Written instruction >>
Keep the pictures out of the copy and repeat the records exactly.

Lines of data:
• • • •

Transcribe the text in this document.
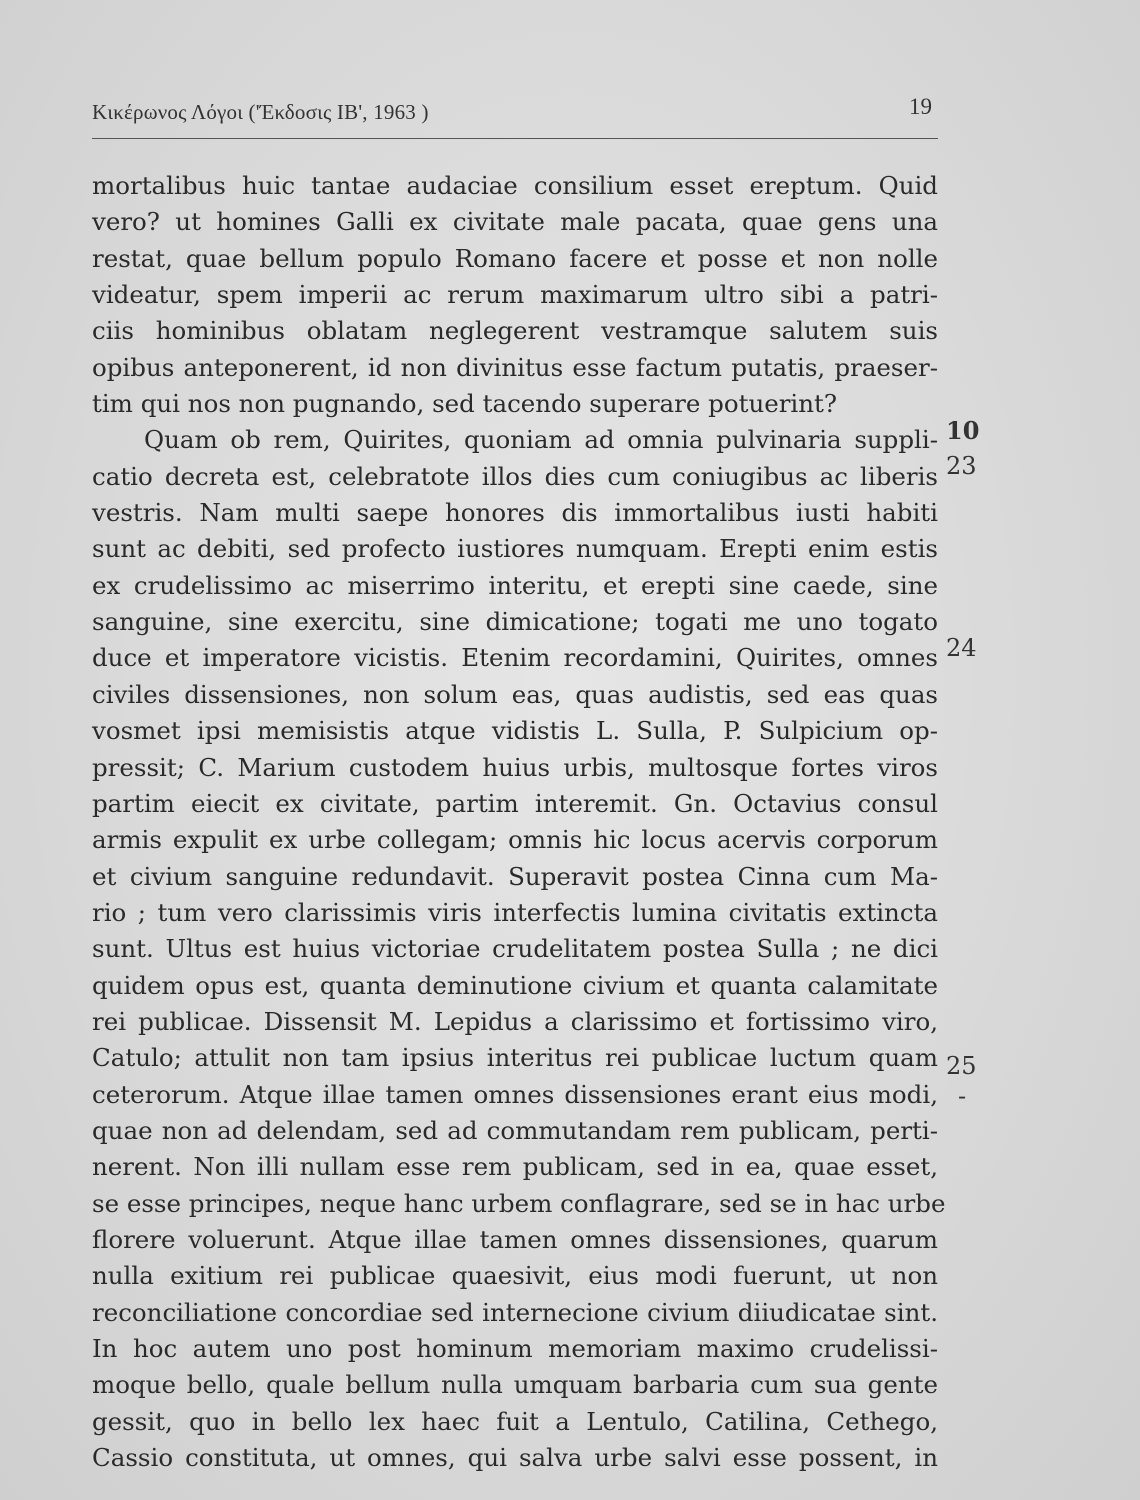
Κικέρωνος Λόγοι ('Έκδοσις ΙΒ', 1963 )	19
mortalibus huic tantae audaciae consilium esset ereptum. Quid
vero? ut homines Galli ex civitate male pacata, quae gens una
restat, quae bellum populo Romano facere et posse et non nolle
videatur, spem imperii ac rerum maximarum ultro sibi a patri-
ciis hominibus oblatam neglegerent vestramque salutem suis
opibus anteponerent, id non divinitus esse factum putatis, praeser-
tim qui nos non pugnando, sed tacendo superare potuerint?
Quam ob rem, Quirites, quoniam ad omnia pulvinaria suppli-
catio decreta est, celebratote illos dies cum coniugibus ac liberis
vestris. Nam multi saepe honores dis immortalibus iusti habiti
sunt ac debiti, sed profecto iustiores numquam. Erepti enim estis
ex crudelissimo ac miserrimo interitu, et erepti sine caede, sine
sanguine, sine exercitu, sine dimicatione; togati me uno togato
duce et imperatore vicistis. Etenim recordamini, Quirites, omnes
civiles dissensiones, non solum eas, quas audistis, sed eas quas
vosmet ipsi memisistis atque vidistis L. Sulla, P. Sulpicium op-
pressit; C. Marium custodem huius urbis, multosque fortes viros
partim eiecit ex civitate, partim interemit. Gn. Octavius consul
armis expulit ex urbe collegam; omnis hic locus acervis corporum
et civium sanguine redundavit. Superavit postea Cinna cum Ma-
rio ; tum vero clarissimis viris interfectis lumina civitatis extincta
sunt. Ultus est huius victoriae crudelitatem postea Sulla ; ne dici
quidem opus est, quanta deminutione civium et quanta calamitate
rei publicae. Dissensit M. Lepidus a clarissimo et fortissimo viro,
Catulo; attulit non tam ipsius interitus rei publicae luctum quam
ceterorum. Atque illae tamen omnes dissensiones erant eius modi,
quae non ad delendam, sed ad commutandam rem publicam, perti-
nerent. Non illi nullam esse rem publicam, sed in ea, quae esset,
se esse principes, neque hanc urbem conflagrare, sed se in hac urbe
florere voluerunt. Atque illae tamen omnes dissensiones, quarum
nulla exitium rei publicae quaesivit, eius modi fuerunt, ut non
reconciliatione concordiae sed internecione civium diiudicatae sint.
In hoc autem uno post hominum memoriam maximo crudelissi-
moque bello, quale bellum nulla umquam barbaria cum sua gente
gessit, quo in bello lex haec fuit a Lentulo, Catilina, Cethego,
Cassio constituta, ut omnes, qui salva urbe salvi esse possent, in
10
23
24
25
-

• • • •

Complete output >>
Transcribe the text in this document.
Κικέρωνος Λόγοι ('Έκδοσις ΙΒ', 1963 )	19
mortalibus huic tantae audaciae consilium esset ereptum. Quid
vero? ut homines Galli ex civitate male pacata, quae gens una
restat, quae bellum populo Romano facere et posse et non nolle
videatur, spem imperii ac rerum maximarum ultro sibi a patri-
ciis hominibus oblatam neglegerent vestramque salutem suis
opibus anteponerent, id non divinitus esse factum putatis, praeser-
tim qui nos non pugnando, sed tacendo superare potuerint?
Quam ob rem, Quirites, quoniam ad omnia pulvinaria suppli-
catio decreta est, celebratote illos dies cum coniugibus ac liberis
vestris. Nam multi saepe honores dis immortalibus iusti habiti
sunt ac debiti, sed profecto iustiores numquam. Erepti enim estis
ex crudelissimo ac miserrimo interitu, et erepti sine caede, sine
sanguine, sine exercitu, sine dimicatione; togati me uno togato
duce et imperatore vicistis. Etenim recordamini, Quirites, omnes
civiles dissensiones, non solum eas, quas audistis, sed eas quas
vosmet ipsi memisistis atque vidistis L. Sulla, P. Sulpicium op-
pressit; C. Marium custodem huius urbis, multosque fortes viros
partim eiecit ex civitate, partim interemit. Gn. Octavius consul
armis expulit ex urbe collegam; omnis hic locus acervis corporum
et civium sanguine redundavit. Superavit postea Cinna cum Ma-
rio ; tum vero clarissimis viris interfectis lumina civitatis extincta
sunt. Ultus est huius victoriae crudelitatem postea Sulla ; ne dici
quidem opus est, quanta deminutione civium et quanta calamitate
rei publicae. Dissensit M. Lepidus a clarissimo et fortissimo viro,
Catulo; attulit non tam ipsius interitus rei publicae luctum quam
ceterorum. Atque illae tamen omnes dissensiones erant eius modi,
quae non ad delendam, sed ad commutandam rem publicam, perti-
nerent. Non illi nullam esse rem publicam, sed in ea, quae esset,
se esse principes, neque hanc urbem conflagrare, sed se in hac urbe
florere voluerunt. Atque illae tamen omnes dissensiones, quarum
nulla exitium rei publicae quaesivit, eius modi fuerunt, ut non
reconciliatione concordiae sed internecione civium diiudicatae sint.
In hoc autem uno post hominum memoriam maximo crudelissi-
moque bello, quale bellum nulla umquam barbaria cum sua gente
gessit, quo in bello lex haec fuit a Lentulo, Catilina, Cethego,
Cassio constituta, ut omnes, qui salva urbe salvi esse possent, in
10
23
24
25
-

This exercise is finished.